● **Data entries for graphics**
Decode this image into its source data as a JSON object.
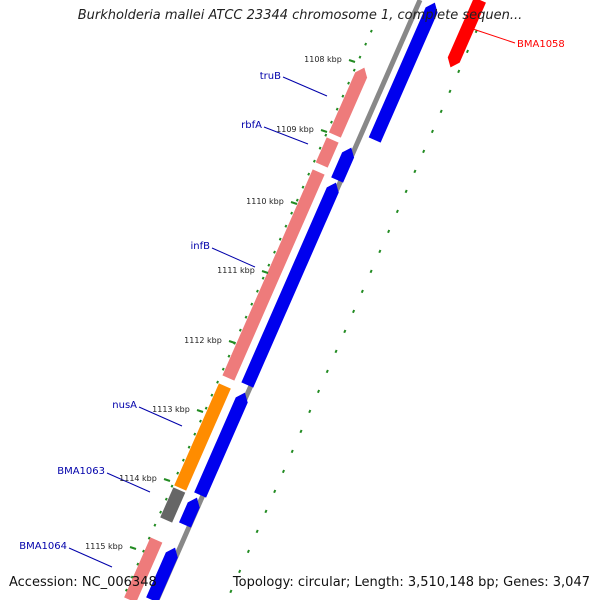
{
  "title": "Burkholderia mallei ATCC 23344 chromosome 1, complete sequen...",
  "ticks": [
    "1108 kbp",
    "1109 kbp",
    "1110 kbp",
    "1111 kbp",
    "1112 kbp",
    "1113 kbp",
    "1114 kbp",
    "1115 kbp"
  ],
  "gene_labels": [
    {
      "name": "BMA1058",
      "color": "#ff0000"
    },
    {
      "name": "truB",
      "color": "#0000aa"
    },
    {
      "name": "rbfA",
      "color": "#0000aa"
    },
    {
      "name": "infB",
      "color": "#0000aa"
    },
    {
      "name": "nusA",
      "color": "#0000aa"
    },
    {
      "name": "BMA1063",
      "color": "#0000aa"
    },
    {
      "name": "BMA1064",
      "color": "#0000aa"
    }
  ],
  "colors": {
    "cds_forward": "#ee7b7b",
    "cds_reverse": "#0000ee",
    "highlight_gene": "#ff0000",
    "nusA_gene": "#ff8c00",
    "other_gene": "#666666",
    "backbone": "#888888",
    "gc_track": "#228b22"
  },
  "footer": {
    "accession": "Accession: NC_006348",
    "summary": "Topology: circular; Length: 3,510,148 bp; Genes: 3,047"
  }
}
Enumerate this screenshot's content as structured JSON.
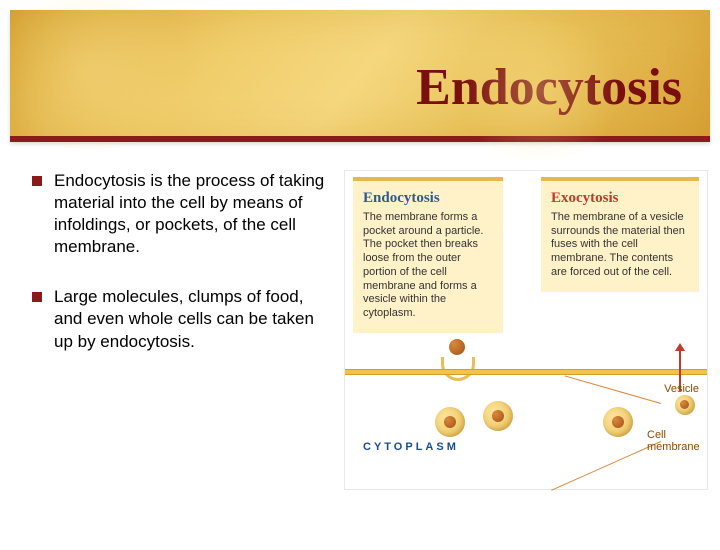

● **Brief**
Read through the entries above, and wherever a line holds the string "name", copy it.

● **Task output**
      "name": "BMA1058",
      "name": "truB",
      "name": "rbfA",
      "name": "infB",
      "name": "nusA",
      "name": "BMA1063",
      "name": "BMA1064",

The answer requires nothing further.